TASK DESCRIPTION:
Transcribe each of the records below exactly, excluding all pictures.

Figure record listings
** Start **

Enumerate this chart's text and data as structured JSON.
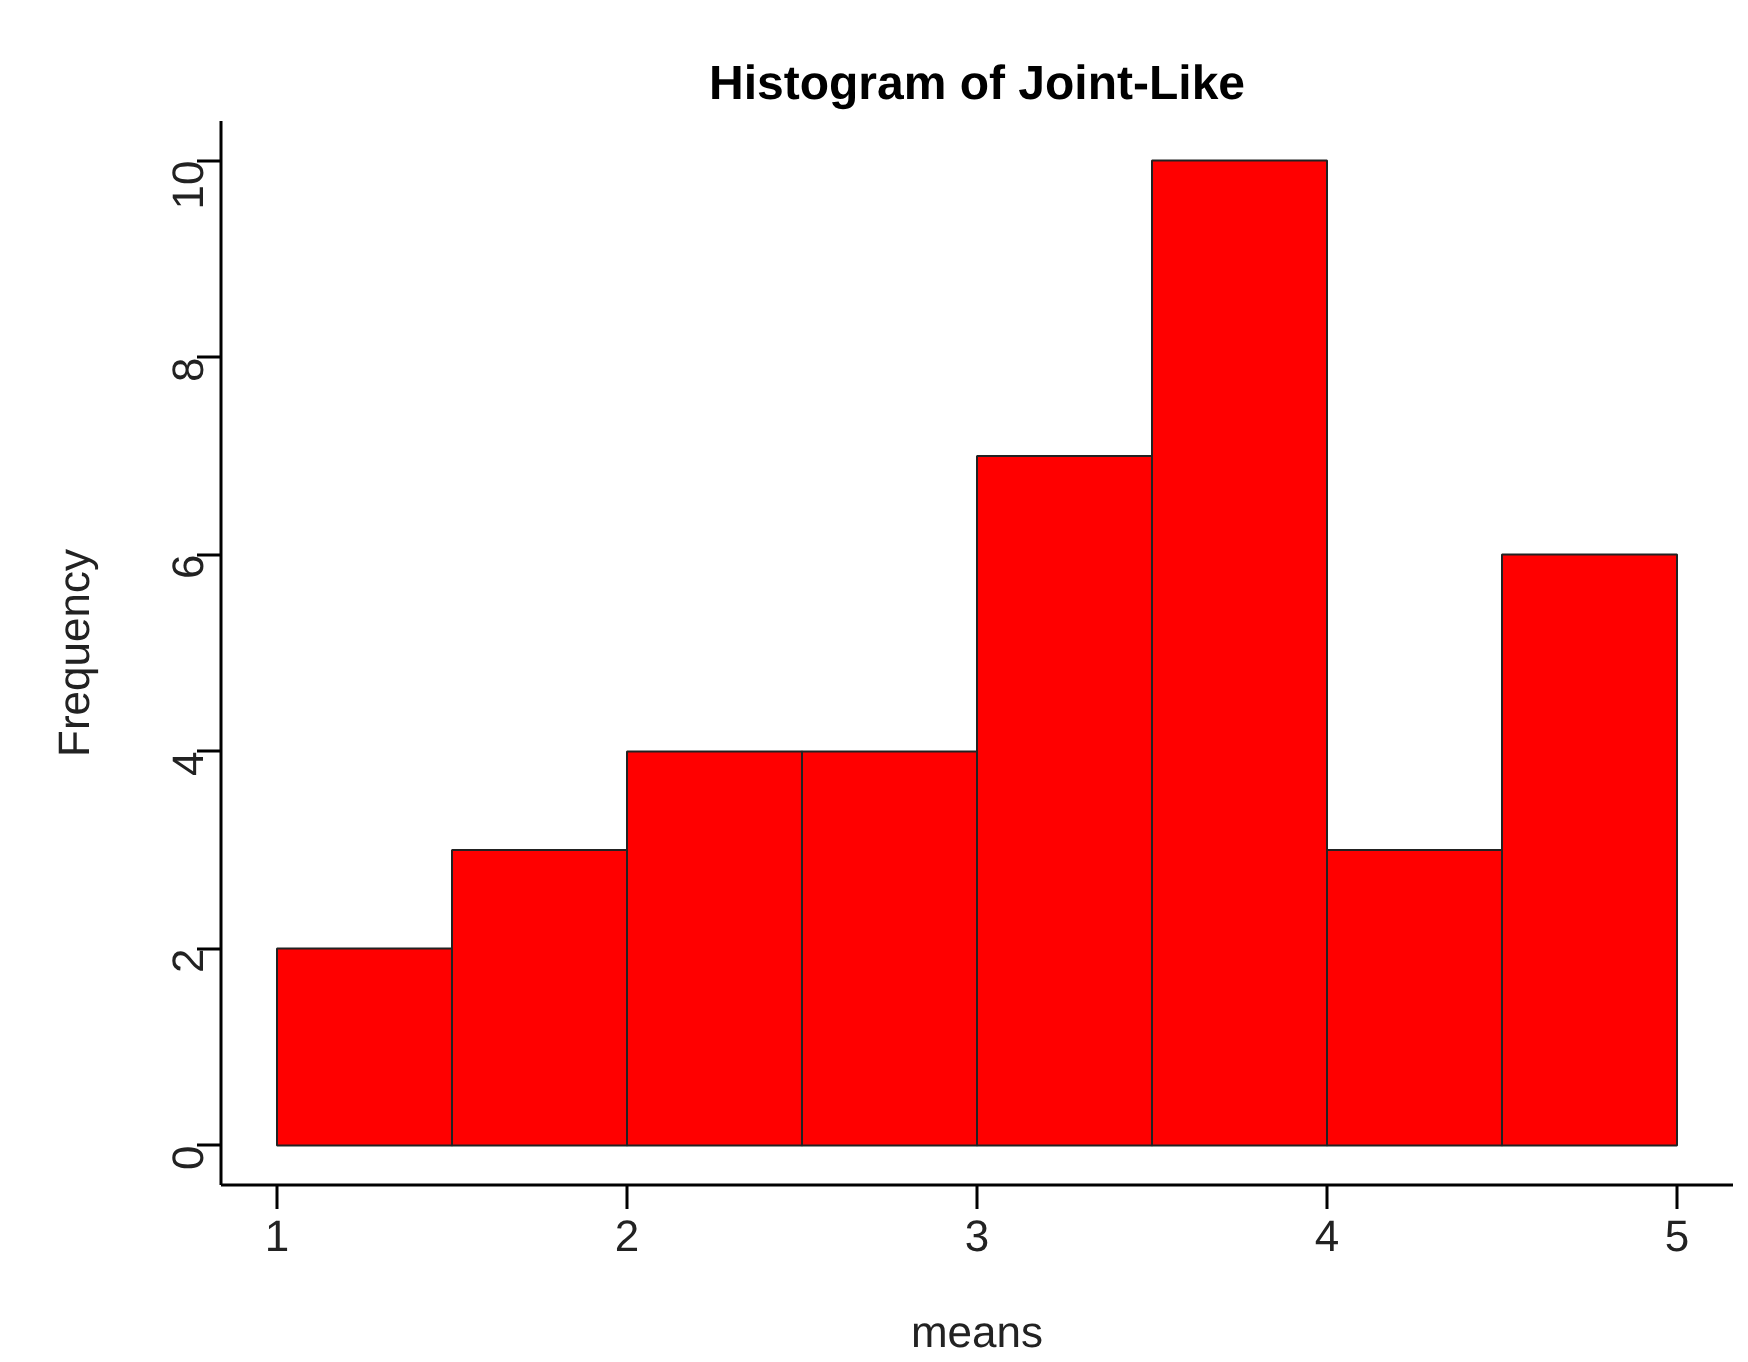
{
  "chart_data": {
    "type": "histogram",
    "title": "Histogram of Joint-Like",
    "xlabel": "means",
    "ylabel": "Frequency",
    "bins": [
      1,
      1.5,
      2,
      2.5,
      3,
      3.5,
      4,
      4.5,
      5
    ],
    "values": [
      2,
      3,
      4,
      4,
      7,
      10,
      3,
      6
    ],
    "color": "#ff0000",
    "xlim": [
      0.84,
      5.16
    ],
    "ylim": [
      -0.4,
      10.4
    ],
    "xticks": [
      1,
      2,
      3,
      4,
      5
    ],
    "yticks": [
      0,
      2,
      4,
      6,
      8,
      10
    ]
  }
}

** End **

OUTPUT:
Enumerate this chart's text and data as structured JSON.
{
  "chart_data": {
    "type": "histogram",
    "title": "Histogram of Joint-Like",
    "xlabel": "means",
    "ylabel": "Frequency",
    "bins": [
      1,
      1.5,
      2,
      2.5,
      3,
      3.5,
      4,
      4.5,
      5
    ],
    "values": [
      2,
      3,
      4,
      4,
      7,
      10,
      3,
      6
    ],
    "color": "#ff0000",
    "xlim": [
      0.84,
      5.16
    ],
    "ylim": [
      -0.4,
      10.4
    ],
    "xticks": [
      1,
      2,
      3,
      4,
      5
    ],
    "yticks": [
      0,
      2,
      4,
      6,
      8,
      10
    ]
  }
}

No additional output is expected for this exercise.